Please give the entries again in full and exactly, without any picture.

Source material

===

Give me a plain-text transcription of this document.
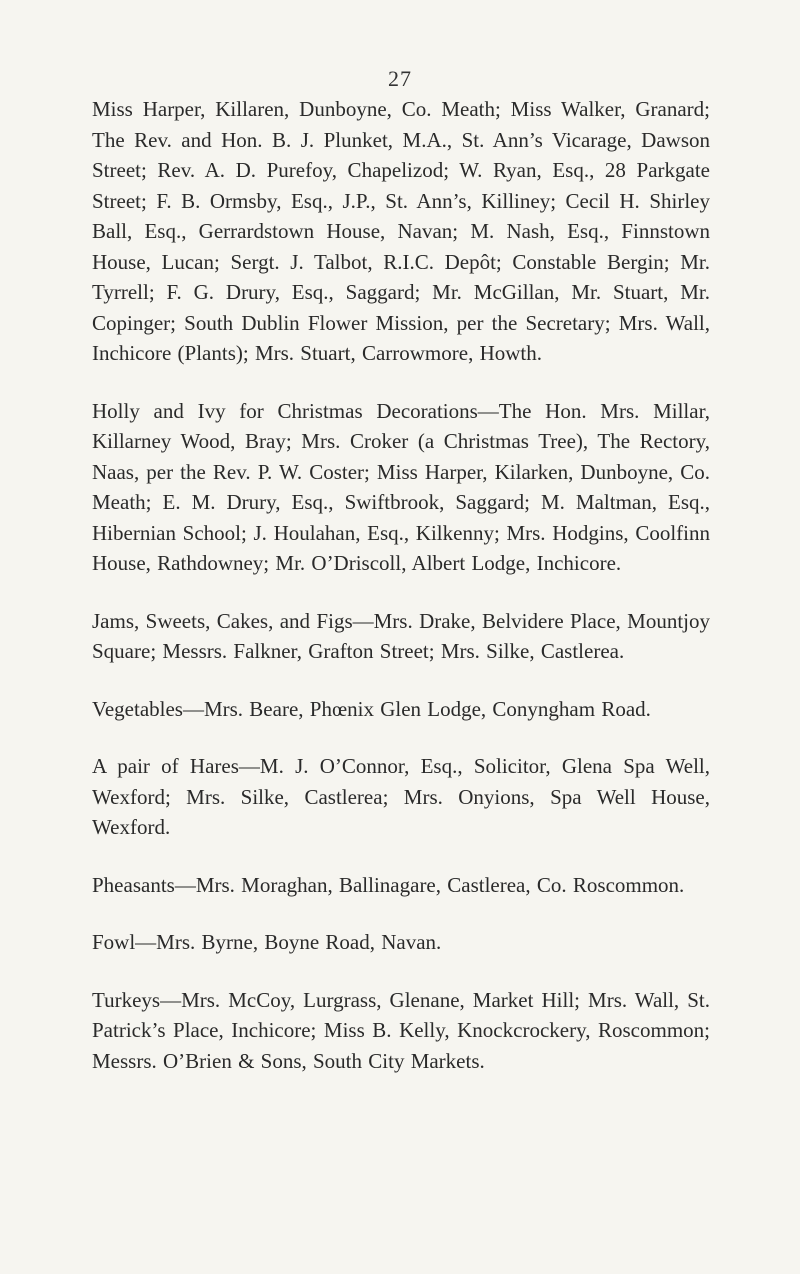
27

Miss Harper, Killaren, Dunboyne, Co. Meath; Miss Walker, Granard; The Rev. and Hon. B. J. Plunket, M.A., St. Ann’s Vicarage, Dawson Street; Rev. A. D. Purefoy, Chapelizod; W. Ryan, Esq., 28 Parkgate Street; F. B. Ormsby, Esq., J.P., St. Ann’s, Killiney; Cecil H. Shirley Ball, Esq., Gerrardstown House, Navan; M. Nash, Esq., Finnstown House, Lucan; Sergt. J. Talbot, R.I.C. Depôt; Constable Bergin; Mr. Tyrrell; F. G. Drury, Esq., Saggard; Mr. McGillan, Mr. Stuart, Mr. Copinger; South Dublin Flower Mission, per the Secretary; Mrs. Wall, Inchicore (Plants); Mrs. Stuart, Carrowmore, Howth.

Holly and Ivy for Christmas Decorations—The Hon. Mrs. Millar, Killarney Wood, Bray; Mrs. Croker (a Christmas Tree), The Rectory, Naas, per the Rev. P. W. Coster; Miss Harper, Kilarken, Dunboyne, Co. Meath; E. M. Drury, Esq., Swiftbrook, Saggard; M. Maltman, Esq., Hibernian School; J. Houlahan, Esq., Kilkenny; Mrs. Hodgins, Coolfinn House, Rathdowney; Mr. O’Driscoll, Albert Lodge, Inchicore.

Jams, Sweets, Cakes, and Figs—Mrs. Drake, Belvidere Place, Mountjoy Square; Messrs. Falkner, Grafton Street; Mrs. Silke, Castlerea.

Vegetables—Mrs. Beare, Phœnix Glen Lodge, Conyngham Road.

A pair of Hares—M. J. O’Connor, Esq., Solicitor, Glena Spa Well, Wexford; Mrs. Silke, Castlerea; Mrs. Onyions, Spa Well House, Wexford.

Pheasants—Mrs. Moraghan, Ballinagare, Castlerea, Co. Roscommon.

Fowl—Mrs. Byrne, Boyne Road, Navan.

Turkeys—Mrs. McCoy, Lurgrass, Glenane, Market Hill; Mrs. Wall, St. Patrick’s Place, Inchicore; Miss B. Kelly, Knockcrockery, Roscommon; Messrs. O’Brien & Sons, South City Markets.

===

Response for this exercise
Give me a plain-text transcription of this document.
27

Miss Harper, Killaren, Dunboyne, Co. Meath; Miss Walker, Granard; The Rev. and Hon. B. J. Plunket, M.A., St. Ann’s Vicarage, Dawson Street; Rev. A. D. Purefoy, Chapelizod; W. Ryan, Esq., 28 Parkgate Street; F. B. Ormsby, Esq., J.P., St. Ann’s, Killiney; Cecil H. Shirley Ball, Esq., Gerrardstown House, Navan; M. Nash, Esq., Finnstown House, Lucan; Sergt. J. Talbot, R.I.C. Depôt; Constable Bergin; Mr. Tyrrell; F. G. Drury, Esq., Saggard; Mr. McGillan, Mr. Stuart, Mr. Copinger; South Dublin Flower Mission, per the Secretary; Mrs. Wall, Inchicore (Plants); Mrs. Stuart, Carrowmore, Howth.

Holly and Ivy for Christmas Decorations—The Hon. Mrs. Millar, Killarney Wood, Bray; Mrs. Croker (a Christmas Tree), The Rectory, Naas, per the Rev. P. W. Coster; Miss Harper, Kilarken, Dunboyne, Co. Meath; E. M. Drury, Esq., Swiftbrook, Saggard; M. Maltman, Esq., Hibernian School; J. Houlahan, Esq., Kilkenny; Mrs. Hodgins, Coolfinn House, Rathdowney; Mr. O’Driscoll, Albert Lodge, Inchicore.

Jams, Sweets, Cakes, and Figs—Mrs. Drake, Belvidere Place, Mountjoy Square; Messrs. Falkner, Grafton Street; Mrs. Silke, Castlerea.

Vegetables—Mrs. Beare, Phœnix Glen Lodge, Conyngham Road.

A pair of Hares—M. J. O’Connor, Esq., Solicitor, Glena Spa Well, Wexford; Mrs. Silke, Castlerea; Mrs. Onyions, Spa Well House, Wexford.

Pheasants—Mrs. Moraghan, Ballinagare, Castlerea, Co. Roscommon.

Fowl—Mrs. Byrne, Boyne Road, Navan.

Turkeys—Mrs. McCoy, Lurgrass, Glenane, Market Hill; Mrs. Wall, St. Patrick’s Place, Inchicore; Miss B. Kelly, Knockcrockery, Roscommon; Messrs. O’Brien & Sons, South City Markets.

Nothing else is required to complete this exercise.